— Start GIVEN ENTRIES —
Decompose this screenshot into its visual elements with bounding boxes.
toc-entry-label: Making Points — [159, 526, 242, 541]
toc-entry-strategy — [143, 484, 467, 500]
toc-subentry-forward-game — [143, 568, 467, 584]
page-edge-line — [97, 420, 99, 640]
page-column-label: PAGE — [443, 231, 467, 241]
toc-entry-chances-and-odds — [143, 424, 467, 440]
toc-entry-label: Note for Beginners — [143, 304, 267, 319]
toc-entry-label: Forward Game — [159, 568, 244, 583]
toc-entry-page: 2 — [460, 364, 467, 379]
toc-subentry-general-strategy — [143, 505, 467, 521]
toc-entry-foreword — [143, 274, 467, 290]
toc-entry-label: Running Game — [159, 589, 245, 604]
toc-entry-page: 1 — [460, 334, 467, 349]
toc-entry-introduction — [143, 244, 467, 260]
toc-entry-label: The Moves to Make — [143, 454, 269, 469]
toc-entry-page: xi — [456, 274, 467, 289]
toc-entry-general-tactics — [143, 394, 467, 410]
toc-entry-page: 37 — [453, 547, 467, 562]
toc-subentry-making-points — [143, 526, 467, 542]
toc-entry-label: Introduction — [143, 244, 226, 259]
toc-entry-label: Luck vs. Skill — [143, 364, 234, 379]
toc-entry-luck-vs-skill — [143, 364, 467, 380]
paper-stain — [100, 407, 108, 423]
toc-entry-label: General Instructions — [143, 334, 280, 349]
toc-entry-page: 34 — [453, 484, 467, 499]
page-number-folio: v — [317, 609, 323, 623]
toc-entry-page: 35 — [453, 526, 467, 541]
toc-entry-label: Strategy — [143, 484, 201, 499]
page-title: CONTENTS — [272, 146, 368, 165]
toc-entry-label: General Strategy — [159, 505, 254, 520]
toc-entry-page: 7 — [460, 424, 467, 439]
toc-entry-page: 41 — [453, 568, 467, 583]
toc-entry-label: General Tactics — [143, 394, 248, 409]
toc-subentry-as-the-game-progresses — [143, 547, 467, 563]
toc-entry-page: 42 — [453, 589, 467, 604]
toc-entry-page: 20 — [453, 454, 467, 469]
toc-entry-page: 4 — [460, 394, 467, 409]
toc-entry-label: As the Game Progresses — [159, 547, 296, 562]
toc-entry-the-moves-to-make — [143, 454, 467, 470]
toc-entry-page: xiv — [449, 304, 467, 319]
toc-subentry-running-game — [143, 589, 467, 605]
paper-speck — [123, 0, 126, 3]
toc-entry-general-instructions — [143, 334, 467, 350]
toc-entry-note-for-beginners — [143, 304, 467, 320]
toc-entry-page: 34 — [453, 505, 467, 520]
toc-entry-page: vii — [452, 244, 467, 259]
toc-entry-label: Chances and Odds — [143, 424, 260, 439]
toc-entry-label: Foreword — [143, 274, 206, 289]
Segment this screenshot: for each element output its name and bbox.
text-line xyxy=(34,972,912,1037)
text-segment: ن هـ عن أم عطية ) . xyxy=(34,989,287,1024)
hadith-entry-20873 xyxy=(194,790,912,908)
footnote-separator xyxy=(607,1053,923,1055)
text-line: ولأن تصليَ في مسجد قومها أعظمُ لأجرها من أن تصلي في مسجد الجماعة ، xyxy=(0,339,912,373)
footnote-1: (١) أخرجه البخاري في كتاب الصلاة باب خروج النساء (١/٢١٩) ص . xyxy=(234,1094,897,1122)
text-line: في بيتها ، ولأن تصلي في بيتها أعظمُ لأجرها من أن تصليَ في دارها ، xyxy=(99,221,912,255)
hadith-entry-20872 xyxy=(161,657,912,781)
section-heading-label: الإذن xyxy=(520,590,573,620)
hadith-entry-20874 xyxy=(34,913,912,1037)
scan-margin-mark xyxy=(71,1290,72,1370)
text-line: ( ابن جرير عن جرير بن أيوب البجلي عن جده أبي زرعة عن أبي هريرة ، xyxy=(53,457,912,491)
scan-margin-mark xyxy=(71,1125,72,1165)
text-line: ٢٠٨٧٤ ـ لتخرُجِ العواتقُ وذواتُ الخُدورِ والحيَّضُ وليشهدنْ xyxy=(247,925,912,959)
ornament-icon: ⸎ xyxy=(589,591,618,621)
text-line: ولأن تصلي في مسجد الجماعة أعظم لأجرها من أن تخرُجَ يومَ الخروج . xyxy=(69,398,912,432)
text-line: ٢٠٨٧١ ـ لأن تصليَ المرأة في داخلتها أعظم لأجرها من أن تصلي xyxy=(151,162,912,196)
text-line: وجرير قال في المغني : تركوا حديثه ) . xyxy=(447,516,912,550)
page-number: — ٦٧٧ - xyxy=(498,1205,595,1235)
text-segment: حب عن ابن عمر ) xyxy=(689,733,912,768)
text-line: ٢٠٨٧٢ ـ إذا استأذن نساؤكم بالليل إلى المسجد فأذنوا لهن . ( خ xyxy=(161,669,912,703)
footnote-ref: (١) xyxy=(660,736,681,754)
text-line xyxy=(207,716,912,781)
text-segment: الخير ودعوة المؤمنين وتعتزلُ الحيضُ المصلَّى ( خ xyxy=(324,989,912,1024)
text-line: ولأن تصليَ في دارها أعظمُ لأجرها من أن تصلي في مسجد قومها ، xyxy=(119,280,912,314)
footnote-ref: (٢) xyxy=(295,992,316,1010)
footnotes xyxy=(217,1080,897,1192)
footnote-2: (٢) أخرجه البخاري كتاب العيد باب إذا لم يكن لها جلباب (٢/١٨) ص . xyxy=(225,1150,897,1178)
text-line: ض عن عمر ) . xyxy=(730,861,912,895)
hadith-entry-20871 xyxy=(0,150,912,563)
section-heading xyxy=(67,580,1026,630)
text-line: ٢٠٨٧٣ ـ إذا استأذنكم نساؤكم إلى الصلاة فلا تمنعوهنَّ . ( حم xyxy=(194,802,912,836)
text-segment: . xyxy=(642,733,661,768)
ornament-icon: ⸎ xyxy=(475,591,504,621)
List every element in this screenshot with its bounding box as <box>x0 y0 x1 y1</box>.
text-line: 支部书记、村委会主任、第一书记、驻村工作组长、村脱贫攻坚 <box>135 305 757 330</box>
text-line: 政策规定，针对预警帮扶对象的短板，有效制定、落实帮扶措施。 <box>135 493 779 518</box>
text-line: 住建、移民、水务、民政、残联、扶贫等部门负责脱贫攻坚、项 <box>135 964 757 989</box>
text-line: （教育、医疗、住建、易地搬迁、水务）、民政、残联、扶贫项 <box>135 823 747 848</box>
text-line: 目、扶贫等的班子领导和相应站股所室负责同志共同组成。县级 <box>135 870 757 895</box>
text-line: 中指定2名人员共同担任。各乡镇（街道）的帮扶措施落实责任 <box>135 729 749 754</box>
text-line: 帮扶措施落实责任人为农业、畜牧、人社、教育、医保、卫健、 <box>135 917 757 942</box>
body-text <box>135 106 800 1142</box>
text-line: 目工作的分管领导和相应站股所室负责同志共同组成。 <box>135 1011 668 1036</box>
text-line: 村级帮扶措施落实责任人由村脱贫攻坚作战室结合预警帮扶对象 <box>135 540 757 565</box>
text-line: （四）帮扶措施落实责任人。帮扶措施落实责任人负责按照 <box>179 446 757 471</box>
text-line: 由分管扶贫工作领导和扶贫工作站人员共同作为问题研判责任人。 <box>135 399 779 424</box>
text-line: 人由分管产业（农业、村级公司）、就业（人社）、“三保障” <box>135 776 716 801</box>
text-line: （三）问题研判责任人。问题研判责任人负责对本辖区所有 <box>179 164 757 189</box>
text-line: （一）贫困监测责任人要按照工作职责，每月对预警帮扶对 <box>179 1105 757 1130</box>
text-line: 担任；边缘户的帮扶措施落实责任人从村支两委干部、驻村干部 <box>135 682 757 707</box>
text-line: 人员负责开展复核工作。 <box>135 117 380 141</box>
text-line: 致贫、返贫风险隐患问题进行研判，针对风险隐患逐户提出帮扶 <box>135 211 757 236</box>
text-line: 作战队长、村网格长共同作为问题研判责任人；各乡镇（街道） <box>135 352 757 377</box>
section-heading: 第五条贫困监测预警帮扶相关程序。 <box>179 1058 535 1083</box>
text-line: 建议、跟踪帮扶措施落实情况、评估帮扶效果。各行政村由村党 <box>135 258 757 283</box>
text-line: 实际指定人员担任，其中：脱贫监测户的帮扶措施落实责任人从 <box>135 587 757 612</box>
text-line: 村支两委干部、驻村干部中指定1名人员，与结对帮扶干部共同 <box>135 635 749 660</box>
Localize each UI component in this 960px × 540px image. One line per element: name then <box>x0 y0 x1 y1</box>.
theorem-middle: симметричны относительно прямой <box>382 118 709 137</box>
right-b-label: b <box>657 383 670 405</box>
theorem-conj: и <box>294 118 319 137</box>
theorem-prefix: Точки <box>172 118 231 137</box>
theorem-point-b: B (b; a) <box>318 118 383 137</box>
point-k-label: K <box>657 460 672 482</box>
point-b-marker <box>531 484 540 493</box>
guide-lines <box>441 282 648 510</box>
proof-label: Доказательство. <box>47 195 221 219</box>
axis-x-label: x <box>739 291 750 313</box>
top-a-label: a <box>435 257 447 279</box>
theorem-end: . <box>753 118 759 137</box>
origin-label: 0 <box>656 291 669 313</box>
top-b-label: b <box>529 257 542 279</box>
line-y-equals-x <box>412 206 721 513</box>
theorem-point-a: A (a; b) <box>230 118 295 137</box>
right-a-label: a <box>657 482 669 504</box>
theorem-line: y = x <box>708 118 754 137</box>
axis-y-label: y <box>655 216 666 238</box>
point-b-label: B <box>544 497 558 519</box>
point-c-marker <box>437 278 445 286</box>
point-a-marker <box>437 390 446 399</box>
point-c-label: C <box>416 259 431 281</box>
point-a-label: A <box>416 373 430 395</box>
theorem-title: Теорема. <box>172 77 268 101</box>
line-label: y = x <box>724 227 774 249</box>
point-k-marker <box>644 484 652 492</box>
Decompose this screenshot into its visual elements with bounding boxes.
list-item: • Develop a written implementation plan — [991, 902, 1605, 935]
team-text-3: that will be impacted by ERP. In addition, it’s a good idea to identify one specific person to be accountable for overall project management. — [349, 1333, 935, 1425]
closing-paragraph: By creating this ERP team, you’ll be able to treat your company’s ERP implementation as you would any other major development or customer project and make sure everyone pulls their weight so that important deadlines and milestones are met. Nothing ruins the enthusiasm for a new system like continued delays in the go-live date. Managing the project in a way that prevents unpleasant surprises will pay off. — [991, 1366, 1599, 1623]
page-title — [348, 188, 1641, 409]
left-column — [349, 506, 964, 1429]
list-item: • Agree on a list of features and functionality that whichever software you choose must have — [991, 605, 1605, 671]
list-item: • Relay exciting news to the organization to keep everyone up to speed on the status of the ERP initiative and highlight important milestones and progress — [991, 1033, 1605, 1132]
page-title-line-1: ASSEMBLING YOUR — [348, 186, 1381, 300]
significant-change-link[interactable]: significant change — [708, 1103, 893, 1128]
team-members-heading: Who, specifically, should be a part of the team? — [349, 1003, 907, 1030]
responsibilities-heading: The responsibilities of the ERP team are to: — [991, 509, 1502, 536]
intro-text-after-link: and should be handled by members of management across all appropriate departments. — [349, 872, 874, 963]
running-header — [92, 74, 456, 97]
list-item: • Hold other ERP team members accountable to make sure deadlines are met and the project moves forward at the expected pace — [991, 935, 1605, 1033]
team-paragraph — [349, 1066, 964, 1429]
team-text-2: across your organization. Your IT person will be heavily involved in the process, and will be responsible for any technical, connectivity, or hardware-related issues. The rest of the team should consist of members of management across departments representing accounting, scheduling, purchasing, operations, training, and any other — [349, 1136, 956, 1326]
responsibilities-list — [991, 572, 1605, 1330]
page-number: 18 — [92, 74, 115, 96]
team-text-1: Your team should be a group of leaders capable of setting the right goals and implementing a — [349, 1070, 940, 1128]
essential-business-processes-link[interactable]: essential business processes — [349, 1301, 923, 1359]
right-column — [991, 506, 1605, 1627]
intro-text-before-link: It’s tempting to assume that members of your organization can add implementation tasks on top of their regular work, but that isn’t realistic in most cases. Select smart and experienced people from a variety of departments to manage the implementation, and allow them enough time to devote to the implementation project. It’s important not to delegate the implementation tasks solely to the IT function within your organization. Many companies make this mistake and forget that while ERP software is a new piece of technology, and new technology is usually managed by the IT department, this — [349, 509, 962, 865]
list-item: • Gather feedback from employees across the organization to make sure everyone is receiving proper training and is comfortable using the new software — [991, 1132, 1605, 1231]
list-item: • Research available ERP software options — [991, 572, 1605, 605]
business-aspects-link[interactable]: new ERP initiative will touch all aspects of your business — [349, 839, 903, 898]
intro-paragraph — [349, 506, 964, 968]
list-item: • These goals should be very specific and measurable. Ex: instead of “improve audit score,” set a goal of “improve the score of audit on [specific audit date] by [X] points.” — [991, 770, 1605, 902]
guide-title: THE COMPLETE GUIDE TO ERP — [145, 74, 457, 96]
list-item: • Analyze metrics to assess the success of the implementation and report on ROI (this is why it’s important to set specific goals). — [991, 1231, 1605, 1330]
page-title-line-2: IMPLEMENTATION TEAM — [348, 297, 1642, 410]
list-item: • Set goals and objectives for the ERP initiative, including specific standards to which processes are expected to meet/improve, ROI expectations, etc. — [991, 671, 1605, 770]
— End GIVEN ENTRIES —
Copy the entries verbatim, starting at their first line and ending at the line containing "toc-entry-label: Forward Game", with both of those lines included.

Decompose this screenshot into its visual elements with bounding boxes.
toc-entry-label: Making Points — [159, 526, 242, 541]
toc-entry-strategy — [143, 484, 467, 500]
toc-subentry-forward-game — [143, 568, 467, 584]
page-edge-line — [97, 420, 99, 640]
page-column-label: PAGE — [443, 231, 467, 241]
toc-entry-chances-and-odds — [143, 424, 467, 440]
toc-entry-label: Note for Beginners — [143, 304, 267, 319]
toc-entry-label: Forward Game — [159, 568, 244, 583]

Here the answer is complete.